Structured figure records:
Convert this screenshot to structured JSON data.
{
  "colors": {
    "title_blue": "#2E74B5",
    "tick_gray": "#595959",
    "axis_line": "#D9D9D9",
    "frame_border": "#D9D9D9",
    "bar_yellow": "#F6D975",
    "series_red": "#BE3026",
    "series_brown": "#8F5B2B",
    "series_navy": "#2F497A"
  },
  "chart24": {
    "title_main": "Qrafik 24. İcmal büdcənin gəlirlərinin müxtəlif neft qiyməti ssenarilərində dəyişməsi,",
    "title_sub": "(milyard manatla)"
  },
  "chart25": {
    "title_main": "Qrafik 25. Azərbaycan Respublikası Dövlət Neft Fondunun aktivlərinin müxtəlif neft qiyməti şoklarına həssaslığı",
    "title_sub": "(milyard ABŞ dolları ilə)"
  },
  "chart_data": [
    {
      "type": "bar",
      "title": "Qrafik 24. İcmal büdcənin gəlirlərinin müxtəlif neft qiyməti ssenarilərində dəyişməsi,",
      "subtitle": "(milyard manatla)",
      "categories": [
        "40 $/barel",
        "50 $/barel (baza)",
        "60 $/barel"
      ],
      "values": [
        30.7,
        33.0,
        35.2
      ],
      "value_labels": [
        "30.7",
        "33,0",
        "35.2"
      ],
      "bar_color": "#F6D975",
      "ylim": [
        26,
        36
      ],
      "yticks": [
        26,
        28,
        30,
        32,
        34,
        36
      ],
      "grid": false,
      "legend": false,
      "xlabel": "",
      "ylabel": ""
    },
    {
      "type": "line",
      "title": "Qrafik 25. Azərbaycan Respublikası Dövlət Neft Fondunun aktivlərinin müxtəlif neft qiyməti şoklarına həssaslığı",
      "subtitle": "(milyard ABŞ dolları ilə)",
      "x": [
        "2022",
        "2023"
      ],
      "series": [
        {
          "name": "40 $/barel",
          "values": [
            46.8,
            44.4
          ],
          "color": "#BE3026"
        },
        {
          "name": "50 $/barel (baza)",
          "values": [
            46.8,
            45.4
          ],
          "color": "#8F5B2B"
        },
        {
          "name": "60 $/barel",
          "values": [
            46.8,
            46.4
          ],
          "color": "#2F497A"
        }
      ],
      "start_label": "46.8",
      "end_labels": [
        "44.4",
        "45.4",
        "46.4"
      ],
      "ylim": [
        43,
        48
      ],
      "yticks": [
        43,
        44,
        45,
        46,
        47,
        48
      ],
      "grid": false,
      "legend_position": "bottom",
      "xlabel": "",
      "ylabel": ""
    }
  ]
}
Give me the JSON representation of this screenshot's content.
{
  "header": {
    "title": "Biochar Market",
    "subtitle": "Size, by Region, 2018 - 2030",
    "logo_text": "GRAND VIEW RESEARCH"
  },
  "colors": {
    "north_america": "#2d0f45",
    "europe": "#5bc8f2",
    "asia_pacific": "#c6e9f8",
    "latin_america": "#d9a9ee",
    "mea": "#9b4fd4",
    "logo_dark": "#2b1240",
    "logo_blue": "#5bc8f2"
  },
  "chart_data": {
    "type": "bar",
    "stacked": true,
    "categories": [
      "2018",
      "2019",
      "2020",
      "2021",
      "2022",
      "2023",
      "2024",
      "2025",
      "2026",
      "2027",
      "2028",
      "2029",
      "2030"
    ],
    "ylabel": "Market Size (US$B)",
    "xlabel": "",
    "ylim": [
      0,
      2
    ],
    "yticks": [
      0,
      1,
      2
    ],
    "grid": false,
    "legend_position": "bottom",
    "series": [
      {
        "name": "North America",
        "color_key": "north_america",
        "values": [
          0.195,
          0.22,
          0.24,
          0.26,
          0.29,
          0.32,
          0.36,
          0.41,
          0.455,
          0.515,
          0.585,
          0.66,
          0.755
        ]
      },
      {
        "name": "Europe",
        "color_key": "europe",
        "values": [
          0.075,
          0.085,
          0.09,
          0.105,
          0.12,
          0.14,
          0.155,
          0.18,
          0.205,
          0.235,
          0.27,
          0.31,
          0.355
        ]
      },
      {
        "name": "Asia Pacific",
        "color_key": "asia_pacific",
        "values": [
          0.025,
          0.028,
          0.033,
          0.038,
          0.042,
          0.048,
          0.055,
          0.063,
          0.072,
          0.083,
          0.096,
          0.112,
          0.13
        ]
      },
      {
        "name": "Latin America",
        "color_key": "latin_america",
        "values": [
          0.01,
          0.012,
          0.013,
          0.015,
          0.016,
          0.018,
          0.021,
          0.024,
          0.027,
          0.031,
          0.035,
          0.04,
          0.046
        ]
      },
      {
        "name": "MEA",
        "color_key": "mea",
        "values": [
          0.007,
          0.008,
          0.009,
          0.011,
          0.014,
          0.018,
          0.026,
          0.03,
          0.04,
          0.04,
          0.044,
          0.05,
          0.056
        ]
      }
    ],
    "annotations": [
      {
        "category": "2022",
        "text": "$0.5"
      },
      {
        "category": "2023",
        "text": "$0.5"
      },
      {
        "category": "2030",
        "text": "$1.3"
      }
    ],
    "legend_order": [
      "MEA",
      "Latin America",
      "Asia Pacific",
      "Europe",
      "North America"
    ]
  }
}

→ Exercise: Write the data out again in full and exactly.

→ Task result:
Convert this screenshot to structured JSON data.
{
  "colors": {
    "title_blue": "#2E74B5",
    "tick_gray": "#595959",
    "axis_line": "#D9D9D9",
    "frame_border": "#D9D9D9",
    "bar_yellow": "#F6D975",
    "series_red": "#BE3026",
    "series_brown": "#8F5B2B",
    "series_navy": "#2F497A"
  },
  "chart24": {
    "title_main": "Qrafik 24. İcmal büdcənin gəlirlərinin müxtəlif neft qiyməti ssenarilərində dəyişməsi,",
    "title_sub": "(milyard manatla)"
  },
  "chart25": {
    "title_main": "Qrafik 25. Azərbaycan Respublikası Dövlət Neft Fondunun aktivlərinin müxtəlif neft qiyməti şoklarına həssaslığı",
    "title_sub": "(milyard ABŞ dolları ilə)"
  },
  "chart_data": [
    {
      "type": "bar",
      "title": "Qrafik 24. İcmal büdcənin gəlirlərinin müxtəlif neft qiyməti ssenarilərində dəyişməsi,",
      "subtitle": "(milyard manatla)",
      "categories": [
        "40 $/barel",
        "50 $/barel (baza)",
        "60 $/barel"
      ],
      "values": [
        30.7,
        33.0,
        35.2
      ],
      "value_labels": [
        "30.7",
        "33,0",
        "35.2"
      ],
      "bar_color": "#F6D975",
      "ylim": [
        26,
        36
      ],
      "yticks": [
        26,
        28,
        30,
        32,
        34,
        36
      ],
      "grid": false,
      "legend": false,
      "xlabel": "",
      "ylabel": ""
    },
    {
      "type": "line",
      "title": "Qrafik 25. Azərbaycan Respublikası Dövlət Neft Fondunun aktivlərinin müxtəlif neft qiyməti şoklarına həssaslığı",
      "subtitle": "(milyard ABŞ dolları ilə)",
      "x": [
        "2022",
        "2023"
      ],
      "series": [
        {
          "name": "40 $/barel",
          "values": [
            46.8,
            44.4
          ],
          "color": "#BE3026"
        },
        {
          "name": "50 $/barel (baza)",
          "values": [
            46.8,
            45.4
          ],
          "color": "#8F5B2B"
        },
        {
          "name": "60 $/barel",
          "values": [
            46.8,
            46.4
          ],
          "color": "#2F497A"
        }
      ],
      "start_label": "46.8",
      "end_labels": [
        "44.4",
        "45.4",
        "46.4"
      ],
      "ylim": [
        43,
        48
      ],
      "yticks": [
        43,
        44,
        45,
        46,
        47,
        48
      ],
      "grid": false,
      "legend_position": "bottom",
      "xlabel": "",
      "ylabel": ""
    }
  ]
}
Give me the JSON representation of this screenshot's content.
{
  "header": {
    "title": "Biochar Market",
    "subtitle": "Size, by Region, 2018 - 2030",
    "logo_text": "GRAND VIEW RESEARCH"
  },
  "colors": {
    "north_america": "#2d0f45",
    "europe": "#5bc8f2",
    "asia_pacific": "#c6e9f8",
    "latin_america": "#d9a9ee",
    "mea": "#9b4fd4",
    "logo_dark": "#2b1240",
    "logo_blue": "#5bc8f2"
  },
  "chart_data": {
    "type": "bar",
    "stacked": true,
    "categories": [
      "2018",
      "2019",
      "2020",
      "2021",
      "2022",
      "2023",
      "2024",
      "2025",
      "2026",
      "2027",
      "2028",
      "2029",
      "2030"
    ],
    "ylabel": "Market Size (US$B)",
    "xlabel": "",
    "ylim": [
      0,
      2
    ],
    "yticks": [
      0,
      1,
      2
    ],
    "grid": false,
    "legend_position": "bottom",
    "series": [
      {
        "name": "North America",
        "color_key": "north_america",
        "values": [
          0.195,
          0.22,
          0.24,
          0.26,
          0.29,
          0.32,
          0.36,
          0.41,
          0.455,
          0.515,
          0.585,
          0.66,
          0.755
        ]
      },
      {
        "name": "Europe",
        "color_key": "europe",
        "values": [
          0.075,
          0.085,
          0.09,
          0.105,
          0.12,
          0.14,
          0.155,
          0.18,
          0.205,
          0.235,
          0.27,
          0.31,
          0.355
        ]
      },
      {
        "name": "Asia Pacific",
        "color_key": "asia_pacific",
        "values": [
          0.025,
          0.028,
          0.033,
          0.038,
          0.042,
          0.048,
          0.055,
          0.063,
          0.072,
          0.083,
          0.096,
          0.112,
          0.13
        ]
      },
      {
        "name": "Latin America",
        "color_key": "latin_america",
        "values": [
          0.01,
          0.012,
          0.013,
          0.015,
          0.016,
          0.018,
          0.021,
          0.024,
          0.027,
          0.031,
          0.035,
          0.04,
          0.046
        ]
      },
      {
        "name": "MEA",
        "color_key": "mea",
        "values": [
          0.007,
          0.008,
          0.009,
          0.011,
          0.014,
          0.018,
          0.026,
          0.03,
          0.04,
          0.04,
          0.044,
          0.05,
          0.056
        ]
      }
    ],
    "annotations": [
      {
        "category": "2022",
        "text": "$0.5"
      },
      {
        "category": "2023",
        "text": "$0.5"
      },
      {
        "category": "2030",
        "text": "$1.3"
      }
    ],
    "legend_order": [
      "MEA",
      "Latin America",
      "Asia Pacific",
      "Europe",
      "North America"
    ]
  }
}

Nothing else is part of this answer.